# Start of DATA EXCERPTS

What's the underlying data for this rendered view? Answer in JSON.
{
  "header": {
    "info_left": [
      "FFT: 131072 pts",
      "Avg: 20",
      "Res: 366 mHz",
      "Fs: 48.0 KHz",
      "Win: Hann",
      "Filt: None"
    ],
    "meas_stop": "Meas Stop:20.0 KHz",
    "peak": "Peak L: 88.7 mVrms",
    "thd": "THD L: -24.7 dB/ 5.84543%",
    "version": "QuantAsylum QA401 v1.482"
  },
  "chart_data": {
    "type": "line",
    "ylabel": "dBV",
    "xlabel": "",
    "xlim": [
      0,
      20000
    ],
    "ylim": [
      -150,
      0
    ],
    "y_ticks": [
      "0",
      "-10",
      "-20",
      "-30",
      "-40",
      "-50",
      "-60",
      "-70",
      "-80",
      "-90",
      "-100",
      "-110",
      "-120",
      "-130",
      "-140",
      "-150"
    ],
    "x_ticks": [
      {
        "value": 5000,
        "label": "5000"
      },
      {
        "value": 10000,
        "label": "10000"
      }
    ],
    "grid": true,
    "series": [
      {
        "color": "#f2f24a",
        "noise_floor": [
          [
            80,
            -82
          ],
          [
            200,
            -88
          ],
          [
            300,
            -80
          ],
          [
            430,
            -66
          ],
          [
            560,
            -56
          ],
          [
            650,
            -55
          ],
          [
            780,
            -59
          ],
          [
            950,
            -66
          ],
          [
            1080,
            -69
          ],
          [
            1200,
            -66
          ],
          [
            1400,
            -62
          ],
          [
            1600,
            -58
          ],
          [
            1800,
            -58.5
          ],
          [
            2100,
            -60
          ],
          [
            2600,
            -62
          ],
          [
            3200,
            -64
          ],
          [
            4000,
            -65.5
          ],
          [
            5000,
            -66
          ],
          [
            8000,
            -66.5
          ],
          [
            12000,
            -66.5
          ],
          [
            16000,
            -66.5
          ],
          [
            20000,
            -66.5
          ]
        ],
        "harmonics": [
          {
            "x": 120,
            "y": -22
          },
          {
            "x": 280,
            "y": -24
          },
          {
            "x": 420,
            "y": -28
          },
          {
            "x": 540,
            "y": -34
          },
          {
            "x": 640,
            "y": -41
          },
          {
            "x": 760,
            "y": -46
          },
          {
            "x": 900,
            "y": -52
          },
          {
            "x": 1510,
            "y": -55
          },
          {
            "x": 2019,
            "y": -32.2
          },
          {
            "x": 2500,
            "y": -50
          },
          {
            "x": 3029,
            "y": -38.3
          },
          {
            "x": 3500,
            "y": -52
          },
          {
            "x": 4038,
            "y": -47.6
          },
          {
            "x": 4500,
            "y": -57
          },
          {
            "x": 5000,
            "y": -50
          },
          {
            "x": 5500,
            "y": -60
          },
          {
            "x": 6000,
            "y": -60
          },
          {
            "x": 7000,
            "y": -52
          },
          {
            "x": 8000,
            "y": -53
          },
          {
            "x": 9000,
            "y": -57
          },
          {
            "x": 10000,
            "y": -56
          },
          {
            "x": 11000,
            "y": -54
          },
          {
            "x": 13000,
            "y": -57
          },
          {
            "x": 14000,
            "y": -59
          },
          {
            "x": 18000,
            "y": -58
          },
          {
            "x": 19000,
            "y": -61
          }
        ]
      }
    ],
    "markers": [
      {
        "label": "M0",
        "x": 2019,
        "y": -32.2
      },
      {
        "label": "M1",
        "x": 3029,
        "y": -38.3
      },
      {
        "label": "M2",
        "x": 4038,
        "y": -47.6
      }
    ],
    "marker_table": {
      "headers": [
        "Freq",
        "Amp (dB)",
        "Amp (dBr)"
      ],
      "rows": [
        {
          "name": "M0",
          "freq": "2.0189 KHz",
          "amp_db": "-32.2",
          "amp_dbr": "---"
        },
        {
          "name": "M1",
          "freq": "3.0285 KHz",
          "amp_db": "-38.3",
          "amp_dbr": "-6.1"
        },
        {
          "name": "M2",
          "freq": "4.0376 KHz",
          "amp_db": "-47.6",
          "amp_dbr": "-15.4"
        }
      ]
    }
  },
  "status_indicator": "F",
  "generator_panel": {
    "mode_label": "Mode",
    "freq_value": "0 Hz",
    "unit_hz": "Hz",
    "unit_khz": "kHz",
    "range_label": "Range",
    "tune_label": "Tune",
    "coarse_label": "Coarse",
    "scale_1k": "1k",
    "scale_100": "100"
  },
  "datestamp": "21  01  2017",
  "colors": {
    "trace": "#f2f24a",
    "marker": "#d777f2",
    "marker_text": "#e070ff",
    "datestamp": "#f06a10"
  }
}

# End of DATA EXCERPTS

▸ TASK GOAL
Transcribe the material above word for word.

▸ THE SOLUTION
What's the underlying data for this rendered view? Answer in JSON.
{
  "header": {
    "info_left": [
      "FFT: 131072 pts",
      "Avg: 20",
      "Res: 366 mHz",
      "Fs: 48.0 KHz",
      "Win: Hann",
      "Filt: None"
    ],
    "meas_stop": "Meas Stop:20.0 KHz",
    "peak": "Peak L: 88.7 mVrms",
    "thd": "THD L: -24.7 dB/ 5.84543%",
    "version": "QuantAsylum QA401 v1.482"
  },
  "chart_data": {
    "type": "line",
    "ylabel": "dBV",
    "xlabel": "",
    "xlim": [
      0,
      20000
    ],
    "ylim": [
      -150,
      0
    ],
    "y_ticks": [
      "0",
      "-10",
      "-20",
      "-30",
      "-40",
      "-50",
      "-60",
      "-70",
      "-80",
      "-90",
      "-100",
      "-110",
      "-120",
      "-130",
      "-140",
      "-150"
    ],
    "x_ticks": [
      {
        "value": 5000,
        "label": "5000"
      },
      {
        "value": 10000,
        "label": "10000"
      }
    ],
    "grid": true,
    "series": [
      {
        "color": "#f2f24a",
        "noise_floor": [
          [
            80,
            -82
          ],
          [
            200,
            -88
          ],
          [
            300,
            -80
          ],
          [
            430,
            -66
          ],
          [
            560,
            -56
          ],
          [
            650,
            -55
          ],
          [
            780,
            -59
          ],
          [
            950,
            -66
          ],
          [
            1080,
            -69
          ],
          [
            1200,
            -66
          ],
          [
            1400,
            -62
          ],
          [
            1600,
            -58
          ],
          [
            1800,
            -58.5
          ],
          [
            2100,
            -60
          ],
          [
            2600,
            -62
          ],
          [
            3200,
            -64
          ],
          [
            4000,
            -65.5
          ],
          [
            5000,
            -66
          ],
          [
            8000,
            -66.5
          ],
          [
            12000,
            -66.5
          ],
          [
            16000,
            -66.5
          ],
          [
            20000,
            -66.5
          ]
        ],
        "harmonics": [
          {
            "x": 120,
            "y": -22
          },
          {
            "x": 280,
            "y": -24
          },
          {
            "x": 420,
            "y": -28
          },
          {
            "x": 540,
            "y": -34
          },
          {
            "x": 640,
            "y": -41
          },
          {
            "x": 760,
            "y": -46
          },
          {
            "x": 900,
            "y": -52
          },
          {
            "x": 1510,
            "y": -55
          },
          {
            "x": 2019,
            "y": -32.2
          },
          {
            "x": 2500,
            "y": -50
          },
          {
            "x": 3029,
            "y": -38.3
          },
          {
            "x": 3500,
            "y": -52
          },
          {
            "x": 4038,
            "y": -47.6
          },
          {
            "x": 4500,
            "y": -57
          },
          {
            "x": 5000,
            "y": -50
          },
          {
            "x": 5500,
            "y": -60
          },
          {
            "x": 6000,
            "y": -60
          },
          {
            "x": 7000,
            "y": -52
          },
          {
            "x": 8000,
            "y": -53
          },
          {
            "x": 9000,
            "y": -57
          },
          {
            "x": 10000,
            "y": -56
          },
          {
            "x": 11000,
            "y": -54
          },
          {
            "x": 13000,
            "y": -57
          },
          {
            "x": 14000,
            "y": -59
          },
          {
            "x": 18000,
            "y": -58
          },
          {
            "x": 19000,
            "y": -61
          }
        ]
      }
    ],
    "markers": [
      {
        "label": "M0",
        "x": 2019,
        "y": -32.2
      },
      {
        "label": "M1",
        "x": 3029,
        "y": -38.3
      },
      {
        "label": "M2",
        "x": 4038,
        "y": -47.6
      }
    ],
    "marker_table": {
      "headers": [
        "Freq",
        "Amp (dB)",
        "Amp (dBr)"
      ],
      "rows": [
        {
          "name": "M0",
          "freq": "2.0189 KHz",
          "amp_db": "-32.2",
          "amp_dbr": "---"
        },
        {
          "name": "M1",
          "freq": "3.0285 KHz",
          "amp_db": "-38.3",
          "amp_dbr": "-6.1"
        },
        {
          "name": "M2",
          "freq": "4.0376 KHz",
          "amp_db": "-47.6",
          "amp_dbr": "-15.4"
        }
      ]
    }
  },
  "status_indicator": "F",
  "generator_panel": {
    "mode_label": "Mode",
    "freq_value": "0 Hz",
    "unit_hz": "Hz",
    "unit_khz": "kHz",
    "range_label": "Range",
    "tune_label": "Tune",
    "coarse_label": "Coarse",
    "scale_1k": "1k",
    "scale_100": "100"
  },
  "datestamp": "21  01  2017",
  "colors": {
    "trace": "#f2f24a",
    "marker": "#d777f2",
    "marker_text": "#e070ff",
    "datestamp": "#f06a10"
  }
}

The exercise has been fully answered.